* **What you are asked to do**
Select all lines in the records that include "name".

* **Records for processing**
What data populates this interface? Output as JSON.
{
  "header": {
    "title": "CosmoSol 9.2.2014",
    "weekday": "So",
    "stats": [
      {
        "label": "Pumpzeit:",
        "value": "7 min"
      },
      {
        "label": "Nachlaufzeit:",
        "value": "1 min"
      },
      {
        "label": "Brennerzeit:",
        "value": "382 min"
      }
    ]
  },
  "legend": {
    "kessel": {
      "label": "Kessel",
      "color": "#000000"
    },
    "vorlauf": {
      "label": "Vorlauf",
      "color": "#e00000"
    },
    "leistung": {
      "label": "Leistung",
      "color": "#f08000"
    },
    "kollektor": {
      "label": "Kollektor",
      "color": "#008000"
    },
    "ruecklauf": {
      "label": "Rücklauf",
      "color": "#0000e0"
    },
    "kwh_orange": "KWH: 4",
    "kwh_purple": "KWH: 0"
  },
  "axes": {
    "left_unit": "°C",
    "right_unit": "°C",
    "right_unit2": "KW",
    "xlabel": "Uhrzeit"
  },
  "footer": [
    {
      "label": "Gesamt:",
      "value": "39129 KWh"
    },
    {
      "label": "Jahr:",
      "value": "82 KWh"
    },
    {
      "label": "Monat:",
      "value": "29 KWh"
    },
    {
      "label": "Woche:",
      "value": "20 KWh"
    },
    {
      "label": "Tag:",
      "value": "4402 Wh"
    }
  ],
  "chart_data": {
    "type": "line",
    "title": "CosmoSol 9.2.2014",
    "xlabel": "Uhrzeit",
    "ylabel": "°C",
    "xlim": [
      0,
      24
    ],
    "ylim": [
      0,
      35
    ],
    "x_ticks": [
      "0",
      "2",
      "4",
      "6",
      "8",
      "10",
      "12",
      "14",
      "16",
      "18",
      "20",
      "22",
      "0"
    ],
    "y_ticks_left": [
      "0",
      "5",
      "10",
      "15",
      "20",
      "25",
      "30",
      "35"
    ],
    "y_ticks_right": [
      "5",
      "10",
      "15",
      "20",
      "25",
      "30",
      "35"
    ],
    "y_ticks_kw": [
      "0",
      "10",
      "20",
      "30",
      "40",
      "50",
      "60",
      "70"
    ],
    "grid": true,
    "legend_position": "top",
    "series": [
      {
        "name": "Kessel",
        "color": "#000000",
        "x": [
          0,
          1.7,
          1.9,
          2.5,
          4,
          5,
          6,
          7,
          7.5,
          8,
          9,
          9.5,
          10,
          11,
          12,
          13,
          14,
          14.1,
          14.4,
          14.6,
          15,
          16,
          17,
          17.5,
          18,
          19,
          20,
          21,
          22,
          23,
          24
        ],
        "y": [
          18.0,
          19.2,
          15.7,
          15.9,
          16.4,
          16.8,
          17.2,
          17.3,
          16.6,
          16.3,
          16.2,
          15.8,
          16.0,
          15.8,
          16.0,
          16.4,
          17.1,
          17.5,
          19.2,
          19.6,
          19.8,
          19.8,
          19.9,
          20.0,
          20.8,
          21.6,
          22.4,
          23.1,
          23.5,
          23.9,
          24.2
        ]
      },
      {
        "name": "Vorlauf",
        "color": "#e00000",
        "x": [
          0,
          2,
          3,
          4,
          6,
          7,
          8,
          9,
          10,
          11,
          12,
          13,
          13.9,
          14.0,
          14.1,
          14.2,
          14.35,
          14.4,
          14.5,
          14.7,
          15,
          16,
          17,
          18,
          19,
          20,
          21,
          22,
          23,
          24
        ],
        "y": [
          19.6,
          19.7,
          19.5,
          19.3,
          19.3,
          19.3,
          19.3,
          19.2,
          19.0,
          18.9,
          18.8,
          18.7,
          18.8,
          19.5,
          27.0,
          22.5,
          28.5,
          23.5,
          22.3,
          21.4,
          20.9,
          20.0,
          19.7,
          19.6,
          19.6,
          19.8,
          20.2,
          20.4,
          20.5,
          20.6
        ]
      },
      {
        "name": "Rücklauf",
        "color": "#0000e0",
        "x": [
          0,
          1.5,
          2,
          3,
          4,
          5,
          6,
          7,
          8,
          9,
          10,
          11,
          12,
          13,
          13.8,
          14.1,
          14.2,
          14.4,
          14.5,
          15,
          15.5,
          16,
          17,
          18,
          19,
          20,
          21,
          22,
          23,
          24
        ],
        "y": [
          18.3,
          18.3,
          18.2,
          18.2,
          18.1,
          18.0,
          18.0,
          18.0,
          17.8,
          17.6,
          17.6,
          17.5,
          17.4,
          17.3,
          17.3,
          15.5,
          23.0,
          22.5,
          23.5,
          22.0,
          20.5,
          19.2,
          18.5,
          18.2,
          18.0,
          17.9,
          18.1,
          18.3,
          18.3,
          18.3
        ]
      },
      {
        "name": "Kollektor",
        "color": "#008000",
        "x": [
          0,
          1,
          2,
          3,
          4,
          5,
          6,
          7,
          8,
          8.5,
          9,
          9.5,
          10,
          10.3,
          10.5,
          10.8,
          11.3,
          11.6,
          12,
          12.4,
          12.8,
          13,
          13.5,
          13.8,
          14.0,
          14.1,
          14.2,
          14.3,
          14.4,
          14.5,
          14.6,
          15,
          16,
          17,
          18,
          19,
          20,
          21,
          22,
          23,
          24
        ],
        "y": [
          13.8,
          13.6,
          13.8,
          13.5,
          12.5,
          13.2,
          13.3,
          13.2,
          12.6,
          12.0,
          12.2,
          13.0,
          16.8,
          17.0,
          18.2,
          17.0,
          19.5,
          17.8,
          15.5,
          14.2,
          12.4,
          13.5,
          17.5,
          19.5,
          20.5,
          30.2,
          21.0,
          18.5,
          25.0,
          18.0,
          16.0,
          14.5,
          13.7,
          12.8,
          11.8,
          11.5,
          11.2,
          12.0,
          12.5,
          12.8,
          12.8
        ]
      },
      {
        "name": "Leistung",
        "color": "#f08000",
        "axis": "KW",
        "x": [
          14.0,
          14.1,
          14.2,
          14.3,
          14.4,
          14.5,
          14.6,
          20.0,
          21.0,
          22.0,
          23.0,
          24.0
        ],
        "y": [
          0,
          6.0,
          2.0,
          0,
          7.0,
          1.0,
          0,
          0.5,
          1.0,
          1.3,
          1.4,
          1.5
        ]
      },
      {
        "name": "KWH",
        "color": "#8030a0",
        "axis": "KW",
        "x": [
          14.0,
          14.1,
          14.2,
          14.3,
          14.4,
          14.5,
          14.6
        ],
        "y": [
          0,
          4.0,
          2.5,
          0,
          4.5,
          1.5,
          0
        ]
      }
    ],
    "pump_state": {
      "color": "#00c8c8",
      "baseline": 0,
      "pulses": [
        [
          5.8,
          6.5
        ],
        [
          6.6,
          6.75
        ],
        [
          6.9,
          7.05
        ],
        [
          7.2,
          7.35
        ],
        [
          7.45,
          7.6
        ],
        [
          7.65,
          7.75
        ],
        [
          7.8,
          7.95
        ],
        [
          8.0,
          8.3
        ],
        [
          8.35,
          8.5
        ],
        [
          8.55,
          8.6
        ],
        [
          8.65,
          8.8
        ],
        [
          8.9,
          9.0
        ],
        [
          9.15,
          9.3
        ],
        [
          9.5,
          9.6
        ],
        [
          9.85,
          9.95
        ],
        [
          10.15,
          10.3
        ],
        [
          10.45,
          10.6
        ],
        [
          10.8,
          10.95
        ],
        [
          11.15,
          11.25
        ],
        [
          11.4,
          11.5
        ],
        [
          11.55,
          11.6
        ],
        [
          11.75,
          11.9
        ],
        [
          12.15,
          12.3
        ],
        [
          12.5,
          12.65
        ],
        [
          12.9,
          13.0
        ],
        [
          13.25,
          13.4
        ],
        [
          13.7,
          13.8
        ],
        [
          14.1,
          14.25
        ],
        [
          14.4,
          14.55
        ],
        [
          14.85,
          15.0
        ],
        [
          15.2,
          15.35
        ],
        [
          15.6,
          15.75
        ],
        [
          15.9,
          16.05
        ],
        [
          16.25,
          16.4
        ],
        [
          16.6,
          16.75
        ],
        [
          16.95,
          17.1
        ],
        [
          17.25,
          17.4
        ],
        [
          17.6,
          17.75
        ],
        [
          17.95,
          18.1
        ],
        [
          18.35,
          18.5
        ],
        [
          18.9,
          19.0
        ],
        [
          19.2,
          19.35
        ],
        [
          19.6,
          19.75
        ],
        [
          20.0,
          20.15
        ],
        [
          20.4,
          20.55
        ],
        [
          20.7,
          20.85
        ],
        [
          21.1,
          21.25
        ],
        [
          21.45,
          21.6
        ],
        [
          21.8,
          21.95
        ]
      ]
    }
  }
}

* **Result of this task**
        "name": "Kessel",
        "name": "Vorlauf",
        "name": "Rücklauf",
        "name": "Kollektor",
        "name": "Leistung",
        "name": "KWH",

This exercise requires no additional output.